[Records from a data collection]
--- BEGIN ---
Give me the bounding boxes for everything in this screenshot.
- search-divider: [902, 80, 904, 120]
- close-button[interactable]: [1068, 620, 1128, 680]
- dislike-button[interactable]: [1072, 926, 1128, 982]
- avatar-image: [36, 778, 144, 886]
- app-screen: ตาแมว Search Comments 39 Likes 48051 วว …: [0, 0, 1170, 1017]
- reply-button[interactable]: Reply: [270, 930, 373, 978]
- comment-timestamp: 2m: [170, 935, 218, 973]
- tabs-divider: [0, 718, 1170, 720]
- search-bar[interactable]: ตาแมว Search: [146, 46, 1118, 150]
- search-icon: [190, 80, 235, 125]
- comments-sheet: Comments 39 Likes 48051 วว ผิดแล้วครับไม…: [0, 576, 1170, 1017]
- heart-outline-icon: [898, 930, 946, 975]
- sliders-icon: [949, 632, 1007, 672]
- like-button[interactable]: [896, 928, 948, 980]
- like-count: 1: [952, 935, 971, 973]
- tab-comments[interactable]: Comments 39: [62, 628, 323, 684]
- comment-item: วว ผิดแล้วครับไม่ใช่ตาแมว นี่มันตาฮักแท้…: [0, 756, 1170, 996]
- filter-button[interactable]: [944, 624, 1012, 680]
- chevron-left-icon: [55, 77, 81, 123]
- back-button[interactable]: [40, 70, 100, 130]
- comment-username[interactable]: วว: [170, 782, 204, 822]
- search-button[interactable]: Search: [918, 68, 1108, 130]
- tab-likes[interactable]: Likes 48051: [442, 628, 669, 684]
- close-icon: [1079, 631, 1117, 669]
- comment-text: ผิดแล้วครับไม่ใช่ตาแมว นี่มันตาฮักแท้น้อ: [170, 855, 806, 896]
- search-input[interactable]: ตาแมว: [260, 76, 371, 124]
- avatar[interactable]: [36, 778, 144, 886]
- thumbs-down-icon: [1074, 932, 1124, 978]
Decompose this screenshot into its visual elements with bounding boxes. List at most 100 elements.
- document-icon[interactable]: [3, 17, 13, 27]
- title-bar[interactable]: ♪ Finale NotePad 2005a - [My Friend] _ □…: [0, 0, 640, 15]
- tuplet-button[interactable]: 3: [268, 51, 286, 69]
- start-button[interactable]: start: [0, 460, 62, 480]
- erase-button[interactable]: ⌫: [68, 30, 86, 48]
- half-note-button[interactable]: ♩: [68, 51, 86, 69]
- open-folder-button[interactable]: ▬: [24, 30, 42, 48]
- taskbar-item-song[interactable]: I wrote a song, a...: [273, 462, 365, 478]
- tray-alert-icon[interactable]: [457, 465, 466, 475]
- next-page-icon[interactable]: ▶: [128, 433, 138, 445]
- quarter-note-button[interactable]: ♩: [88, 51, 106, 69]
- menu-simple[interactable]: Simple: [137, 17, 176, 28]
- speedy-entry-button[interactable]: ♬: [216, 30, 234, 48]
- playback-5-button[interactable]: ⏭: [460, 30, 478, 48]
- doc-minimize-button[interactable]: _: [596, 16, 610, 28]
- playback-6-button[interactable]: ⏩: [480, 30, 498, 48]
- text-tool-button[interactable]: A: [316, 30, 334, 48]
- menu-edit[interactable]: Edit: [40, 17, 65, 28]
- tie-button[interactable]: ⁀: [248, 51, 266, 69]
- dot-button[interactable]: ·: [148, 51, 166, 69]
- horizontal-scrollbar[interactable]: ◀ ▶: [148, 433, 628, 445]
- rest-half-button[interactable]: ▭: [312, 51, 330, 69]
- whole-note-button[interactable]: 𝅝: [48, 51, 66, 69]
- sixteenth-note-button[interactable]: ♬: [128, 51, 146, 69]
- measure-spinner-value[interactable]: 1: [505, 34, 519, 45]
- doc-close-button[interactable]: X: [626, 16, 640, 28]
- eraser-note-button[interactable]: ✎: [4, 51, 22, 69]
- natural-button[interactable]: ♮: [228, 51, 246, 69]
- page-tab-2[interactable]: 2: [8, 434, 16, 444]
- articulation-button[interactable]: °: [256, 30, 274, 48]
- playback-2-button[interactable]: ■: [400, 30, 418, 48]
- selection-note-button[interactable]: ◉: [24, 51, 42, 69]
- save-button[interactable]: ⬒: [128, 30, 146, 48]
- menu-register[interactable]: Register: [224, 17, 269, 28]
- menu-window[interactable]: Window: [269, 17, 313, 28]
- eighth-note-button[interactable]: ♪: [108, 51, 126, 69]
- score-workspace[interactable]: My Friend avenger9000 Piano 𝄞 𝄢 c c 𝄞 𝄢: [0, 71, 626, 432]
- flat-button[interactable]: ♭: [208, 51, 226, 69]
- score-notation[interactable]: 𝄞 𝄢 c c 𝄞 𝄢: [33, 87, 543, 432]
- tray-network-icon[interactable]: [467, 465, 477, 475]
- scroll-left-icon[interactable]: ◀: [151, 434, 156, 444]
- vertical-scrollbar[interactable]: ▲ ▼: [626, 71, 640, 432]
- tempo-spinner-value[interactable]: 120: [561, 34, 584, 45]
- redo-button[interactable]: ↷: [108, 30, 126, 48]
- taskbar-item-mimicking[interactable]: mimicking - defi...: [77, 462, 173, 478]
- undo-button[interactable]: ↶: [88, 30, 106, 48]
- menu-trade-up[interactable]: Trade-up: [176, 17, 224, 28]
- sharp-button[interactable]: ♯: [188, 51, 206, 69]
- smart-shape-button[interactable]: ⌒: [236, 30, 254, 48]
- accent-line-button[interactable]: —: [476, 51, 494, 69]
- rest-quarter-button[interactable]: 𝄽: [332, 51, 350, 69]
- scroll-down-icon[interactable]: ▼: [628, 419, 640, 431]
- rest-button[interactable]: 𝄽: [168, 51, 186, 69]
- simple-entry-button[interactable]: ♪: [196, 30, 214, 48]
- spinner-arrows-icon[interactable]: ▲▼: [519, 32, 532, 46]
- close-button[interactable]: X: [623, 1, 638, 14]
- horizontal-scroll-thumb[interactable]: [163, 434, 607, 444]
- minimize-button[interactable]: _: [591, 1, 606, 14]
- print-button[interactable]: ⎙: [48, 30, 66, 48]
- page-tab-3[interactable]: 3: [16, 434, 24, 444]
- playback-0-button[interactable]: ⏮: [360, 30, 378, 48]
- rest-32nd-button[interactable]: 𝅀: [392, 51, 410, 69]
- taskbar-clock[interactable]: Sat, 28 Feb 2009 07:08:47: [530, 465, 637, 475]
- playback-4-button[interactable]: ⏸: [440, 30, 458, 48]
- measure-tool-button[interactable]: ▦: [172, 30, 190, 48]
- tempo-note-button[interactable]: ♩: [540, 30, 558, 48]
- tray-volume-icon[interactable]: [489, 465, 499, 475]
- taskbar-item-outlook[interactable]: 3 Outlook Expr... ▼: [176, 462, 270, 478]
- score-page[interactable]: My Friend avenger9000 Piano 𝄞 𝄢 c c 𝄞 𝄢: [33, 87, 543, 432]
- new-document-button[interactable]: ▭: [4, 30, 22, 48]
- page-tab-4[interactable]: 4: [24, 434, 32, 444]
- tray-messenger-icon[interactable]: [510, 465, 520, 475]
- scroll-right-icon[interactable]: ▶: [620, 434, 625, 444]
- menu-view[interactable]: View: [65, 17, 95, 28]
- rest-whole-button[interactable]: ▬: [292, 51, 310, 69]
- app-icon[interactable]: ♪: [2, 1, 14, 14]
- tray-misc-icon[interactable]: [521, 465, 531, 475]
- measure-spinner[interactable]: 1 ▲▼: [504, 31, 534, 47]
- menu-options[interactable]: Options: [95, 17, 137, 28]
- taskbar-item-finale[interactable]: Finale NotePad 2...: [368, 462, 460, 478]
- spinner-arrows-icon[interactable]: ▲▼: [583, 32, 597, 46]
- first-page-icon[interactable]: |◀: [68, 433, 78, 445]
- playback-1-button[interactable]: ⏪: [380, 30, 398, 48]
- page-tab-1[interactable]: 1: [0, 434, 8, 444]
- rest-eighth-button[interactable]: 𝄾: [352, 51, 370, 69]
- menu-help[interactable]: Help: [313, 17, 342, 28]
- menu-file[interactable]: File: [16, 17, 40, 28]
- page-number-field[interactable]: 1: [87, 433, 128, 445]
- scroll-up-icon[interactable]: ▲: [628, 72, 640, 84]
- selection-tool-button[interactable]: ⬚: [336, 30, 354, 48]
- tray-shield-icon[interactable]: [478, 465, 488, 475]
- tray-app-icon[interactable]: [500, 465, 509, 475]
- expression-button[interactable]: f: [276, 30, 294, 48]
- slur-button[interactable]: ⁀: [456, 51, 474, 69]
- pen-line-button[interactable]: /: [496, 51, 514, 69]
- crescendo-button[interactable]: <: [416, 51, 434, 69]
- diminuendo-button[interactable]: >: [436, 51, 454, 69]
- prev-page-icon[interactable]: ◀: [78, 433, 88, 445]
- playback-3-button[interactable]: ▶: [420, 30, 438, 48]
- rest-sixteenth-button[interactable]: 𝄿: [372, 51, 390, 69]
--- END ---
**Set problem:**
Write out the lines exactly as they appear, from the start of the records through the line with "- heart-outline-icon: [898, 930, 946, 975]", including that line.

**Exercise result:**
Give me the bounding boxes for everything in this screenshot.
- search-divider: [902, 80, 904, 120]
- close-button[interactable]: [1068, 620, 1128, 680]
- dislike-button[interactable]: [1072, 926, 1128, 982]
- avatar-image: [36, 778, 144, 886]
- app-screen: ตาแมว Search Comments 39 Likes 48051 วว …: [0, 0, 1170, 1017]
- reply-button[interactable]: Reply: [270, 930, 373, 978]
- comment-timestamp: 2m: [170, 935, 218, 973]
- tabs-divider: [0, 718, 1170, 720]
- search-bar[interactable]: ตาแมว Search: [146, 46, 1118, 150]
- search-icon: [190, 80, 235, 125]
- comments-sheet: Comments 39 Likes 48051 วว ผิดแล้วครับไม…: [0, 576, 1170, 1017]
- heart-outline-icon: [898, 930, 946, 975]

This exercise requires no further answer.